**Set task**: Pick out each line containing the string "本条对厂房" and copy it.

**Material shown**:
------------------------------------
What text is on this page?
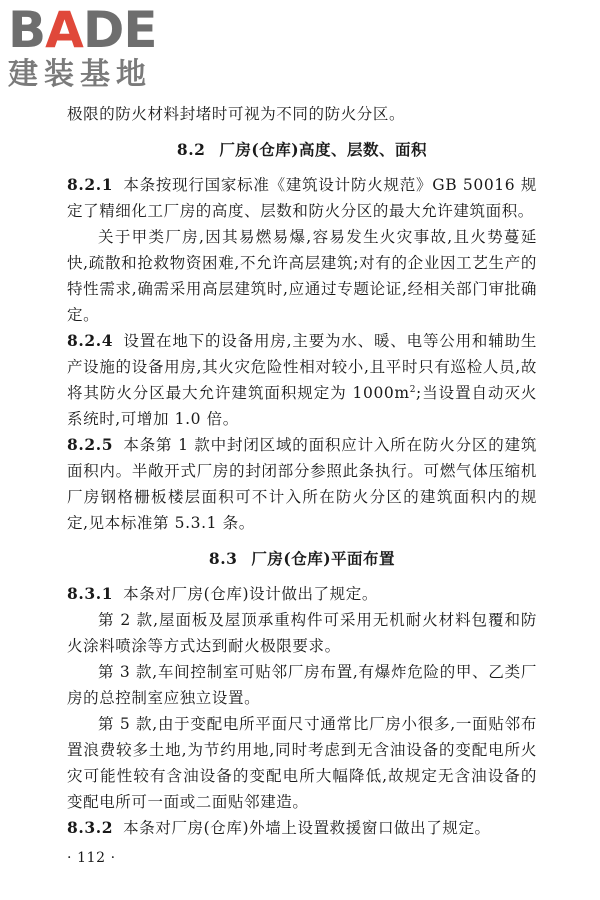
BADE
建装基地

极限的防火材料封堵时可视为不同的防火分区。

8.2 厂房(仓库)高度、层数、面积

8.2.1 本条按现行国家标准《建筑设计防火规范》GB 50016 规定了精细化工厂房的高度、层数和防火分区的最大允许建筑面积。

关于甲类厂房,因其易燃易爆,容易发生火灾事故,且火势蔓延快,疏散和抢救物资困难,不允许高层建筑;对有的企业因工艺生产的特性需求,确需采用高层建筑时,应通过专题论证,经相关部门审批确定。

8.2.4 设置在地下的设备用房,主要为水、暖、电等公用和辅助生产设施的设备用房,其火灾危险性相对较小,且平时只有巡检人员,故将其防火分区最大允许建筑面积规定为 $1000m^2$;当设置自动灭火系统时,可增加 1.0 倍。

8.2.5 本条第 1 款中封闭区域的面积应计入所在防火分区的建筑面积内。半敞开式厂房的封闭部分参照此条执行。可燃气体压缩机厂房钢格栅板楼层面积可不计入所在防火分区的建筑面积内的规定,见本标准第 5.3.1 条。

8.3 厂房(仓库)平面布置

8.3.1 本条对厂房(仓库)设计做出了规定。

第 2 款,屋面板及屋顶承重构件可采用无机耐火材料包覆和防火涂料喷涂等方式达到耐火极限要求。

第 3 款,车间控制室可贴邻厂房布置,有爆炸危险的甲、乙类厂房的总控制室应独立设置。

第 5 款,由于变配电所平面尺寸通常比厂房小很多,一面贴邻布置浪费较多土地,为节约用地,同时考虑到无含油设备的变配电所火灾可能性较有含油设备的变配电所大幅降低,故规定无含油设备的变配电所可一面或二面贴邻建造。

8.3.2 本条对厂房(仓库)外墙上设置救援窗口做出了规定。

· 112 ·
------------------------------------
**Exercise response**:
8.3.1 本条对厂房(仓库)设计做出了规定。
8.3.2 本条对厂房(仓库)外墙上设置救援窗口做出了规定。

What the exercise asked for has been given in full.